TASK INSTRUCTIONS. Extract all lines containing "name".

═════ DATA SUPPLIED ═════

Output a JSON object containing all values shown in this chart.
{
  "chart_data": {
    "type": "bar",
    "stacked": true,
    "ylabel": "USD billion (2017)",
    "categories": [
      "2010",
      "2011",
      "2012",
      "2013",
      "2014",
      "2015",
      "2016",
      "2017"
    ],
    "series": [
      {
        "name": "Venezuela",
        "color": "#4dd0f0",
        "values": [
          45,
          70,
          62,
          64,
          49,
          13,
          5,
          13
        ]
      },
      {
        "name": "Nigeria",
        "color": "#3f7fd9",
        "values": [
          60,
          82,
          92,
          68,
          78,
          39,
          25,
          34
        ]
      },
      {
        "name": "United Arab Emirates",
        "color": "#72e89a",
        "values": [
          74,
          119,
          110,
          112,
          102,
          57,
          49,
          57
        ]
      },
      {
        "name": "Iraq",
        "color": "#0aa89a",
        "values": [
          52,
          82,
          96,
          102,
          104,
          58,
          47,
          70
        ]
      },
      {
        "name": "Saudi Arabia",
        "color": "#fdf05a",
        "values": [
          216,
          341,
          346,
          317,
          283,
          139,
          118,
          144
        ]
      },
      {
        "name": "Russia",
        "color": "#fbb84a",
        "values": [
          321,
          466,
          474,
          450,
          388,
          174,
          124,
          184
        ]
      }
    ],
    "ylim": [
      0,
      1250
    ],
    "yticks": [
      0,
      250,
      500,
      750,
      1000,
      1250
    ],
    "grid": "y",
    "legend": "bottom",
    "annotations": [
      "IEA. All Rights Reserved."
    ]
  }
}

═════

OUTPUT BELOW.
        "name": "Venezuela",
        "name": "Nigeria",
        "name": "United Arab Emirates",
        "name": "Iraq",
        "name": "Saudi Arabia",
        "name": "Russia",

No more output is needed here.